[Supplied entries]
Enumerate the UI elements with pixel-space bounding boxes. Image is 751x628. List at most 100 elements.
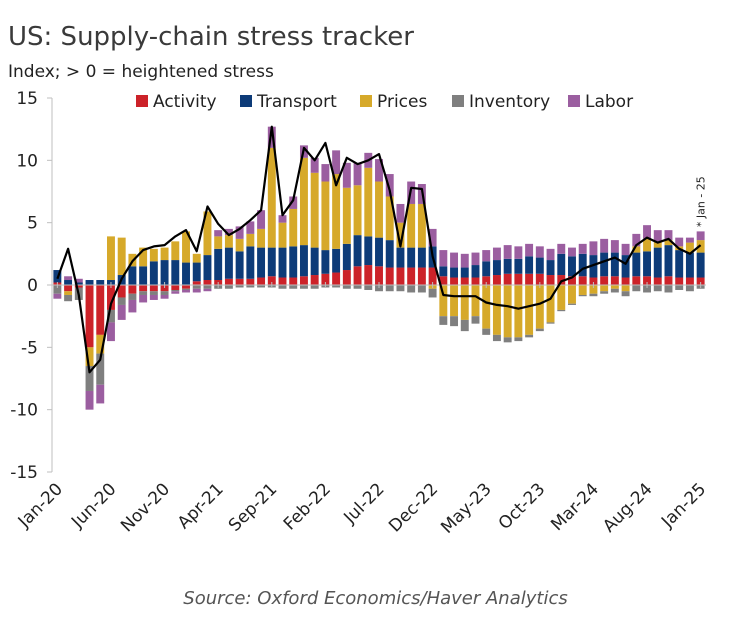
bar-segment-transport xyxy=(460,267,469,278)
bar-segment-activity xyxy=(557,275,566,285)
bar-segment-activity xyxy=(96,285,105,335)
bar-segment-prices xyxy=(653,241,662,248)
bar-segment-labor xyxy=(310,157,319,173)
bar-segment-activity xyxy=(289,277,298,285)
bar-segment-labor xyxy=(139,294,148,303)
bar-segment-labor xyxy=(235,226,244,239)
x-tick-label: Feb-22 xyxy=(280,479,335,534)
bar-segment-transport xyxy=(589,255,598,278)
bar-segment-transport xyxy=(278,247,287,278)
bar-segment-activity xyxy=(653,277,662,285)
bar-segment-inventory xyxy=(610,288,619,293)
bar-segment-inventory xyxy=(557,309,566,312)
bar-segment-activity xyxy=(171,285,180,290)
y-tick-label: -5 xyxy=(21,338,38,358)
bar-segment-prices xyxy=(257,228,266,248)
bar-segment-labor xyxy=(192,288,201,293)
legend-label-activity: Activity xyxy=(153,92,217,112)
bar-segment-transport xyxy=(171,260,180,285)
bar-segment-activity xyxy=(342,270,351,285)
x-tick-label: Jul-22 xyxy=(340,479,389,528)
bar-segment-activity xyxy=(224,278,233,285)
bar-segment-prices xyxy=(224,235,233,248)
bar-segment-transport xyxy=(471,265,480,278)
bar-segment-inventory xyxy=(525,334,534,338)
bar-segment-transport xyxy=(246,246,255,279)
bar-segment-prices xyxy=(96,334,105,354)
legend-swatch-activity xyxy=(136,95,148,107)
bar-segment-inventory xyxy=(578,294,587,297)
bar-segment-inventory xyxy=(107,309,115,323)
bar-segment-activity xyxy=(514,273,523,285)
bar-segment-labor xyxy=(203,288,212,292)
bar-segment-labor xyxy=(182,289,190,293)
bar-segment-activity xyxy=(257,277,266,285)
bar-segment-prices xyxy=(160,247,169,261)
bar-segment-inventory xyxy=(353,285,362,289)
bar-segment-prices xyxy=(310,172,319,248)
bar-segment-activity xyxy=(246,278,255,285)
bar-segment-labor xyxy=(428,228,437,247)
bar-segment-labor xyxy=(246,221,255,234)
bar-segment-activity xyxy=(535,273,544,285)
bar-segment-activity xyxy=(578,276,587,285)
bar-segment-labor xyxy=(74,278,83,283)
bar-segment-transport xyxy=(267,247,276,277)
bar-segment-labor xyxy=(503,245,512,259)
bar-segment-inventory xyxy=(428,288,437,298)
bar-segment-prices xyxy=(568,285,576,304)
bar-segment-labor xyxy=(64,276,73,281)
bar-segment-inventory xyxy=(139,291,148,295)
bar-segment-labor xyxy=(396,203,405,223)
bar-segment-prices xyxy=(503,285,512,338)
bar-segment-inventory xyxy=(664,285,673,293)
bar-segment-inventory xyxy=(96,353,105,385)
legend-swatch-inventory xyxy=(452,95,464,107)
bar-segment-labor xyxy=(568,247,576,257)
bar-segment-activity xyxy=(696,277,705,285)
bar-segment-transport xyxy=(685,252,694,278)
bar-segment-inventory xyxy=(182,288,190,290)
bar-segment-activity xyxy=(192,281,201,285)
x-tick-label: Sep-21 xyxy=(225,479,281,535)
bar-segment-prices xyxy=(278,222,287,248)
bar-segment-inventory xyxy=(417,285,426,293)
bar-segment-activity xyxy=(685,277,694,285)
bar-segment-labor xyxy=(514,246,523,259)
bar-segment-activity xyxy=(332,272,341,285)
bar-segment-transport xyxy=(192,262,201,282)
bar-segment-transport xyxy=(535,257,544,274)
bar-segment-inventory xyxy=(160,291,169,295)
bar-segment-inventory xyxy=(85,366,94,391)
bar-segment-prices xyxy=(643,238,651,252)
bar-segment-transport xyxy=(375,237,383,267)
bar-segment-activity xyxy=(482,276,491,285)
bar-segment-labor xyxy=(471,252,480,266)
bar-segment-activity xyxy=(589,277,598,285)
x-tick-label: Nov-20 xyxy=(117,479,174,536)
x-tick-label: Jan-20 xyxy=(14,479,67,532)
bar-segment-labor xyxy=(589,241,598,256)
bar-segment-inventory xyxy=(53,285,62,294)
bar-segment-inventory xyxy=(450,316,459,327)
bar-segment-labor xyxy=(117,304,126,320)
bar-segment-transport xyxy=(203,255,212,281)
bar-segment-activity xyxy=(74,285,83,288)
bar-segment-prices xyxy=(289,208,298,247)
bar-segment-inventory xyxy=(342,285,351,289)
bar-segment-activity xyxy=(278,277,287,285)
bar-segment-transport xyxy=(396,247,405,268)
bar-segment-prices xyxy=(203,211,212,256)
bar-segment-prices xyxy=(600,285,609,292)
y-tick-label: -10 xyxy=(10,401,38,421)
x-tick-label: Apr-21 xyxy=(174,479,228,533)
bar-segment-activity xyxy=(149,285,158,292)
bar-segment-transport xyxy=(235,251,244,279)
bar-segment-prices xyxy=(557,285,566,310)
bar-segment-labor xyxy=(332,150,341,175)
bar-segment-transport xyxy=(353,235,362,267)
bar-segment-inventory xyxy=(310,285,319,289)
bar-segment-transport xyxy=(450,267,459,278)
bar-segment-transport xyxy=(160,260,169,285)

==

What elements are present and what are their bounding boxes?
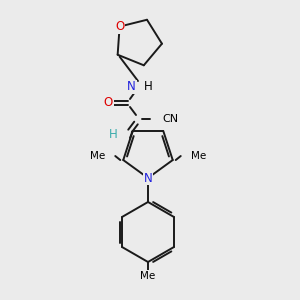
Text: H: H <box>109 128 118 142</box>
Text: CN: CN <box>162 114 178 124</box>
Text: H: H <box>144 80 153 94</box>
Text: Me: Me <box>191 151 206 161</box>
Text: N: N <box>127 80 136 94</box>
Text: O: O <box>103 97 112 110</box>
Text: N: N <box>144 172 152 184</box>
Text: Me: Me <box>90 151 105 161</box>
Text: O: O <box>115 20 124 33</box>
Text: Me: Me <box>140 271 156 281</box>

[What the task asks]
Copy out the records word for word, starting at the line containing "What elements are" and ending with the line containing "Text: Me: Me <box>140 271 156 281</box>", both included. Leave out the pictures.

[Expected output]
What elements are present and what are their bounding boxes?
Text: H: H <box>109 128 118 142</box>
Text: CN: CN <box>162 114 178 124</box>
Text: H: H <box>144 80 153 94</box>
Text: Me: Me <box>191 151 206 161</box>
Text: N: N <box>127 80 136 94</box>
Text: O: O <box>103 97 112 110</box>
Text: N: N <box>144 172 152 184</box>
Text: Me: Me <box>90 151 105 161</box>
Text: O: O <box>115 20 124 33</box>
Text: Me: Me <box>140 271 156 281</box>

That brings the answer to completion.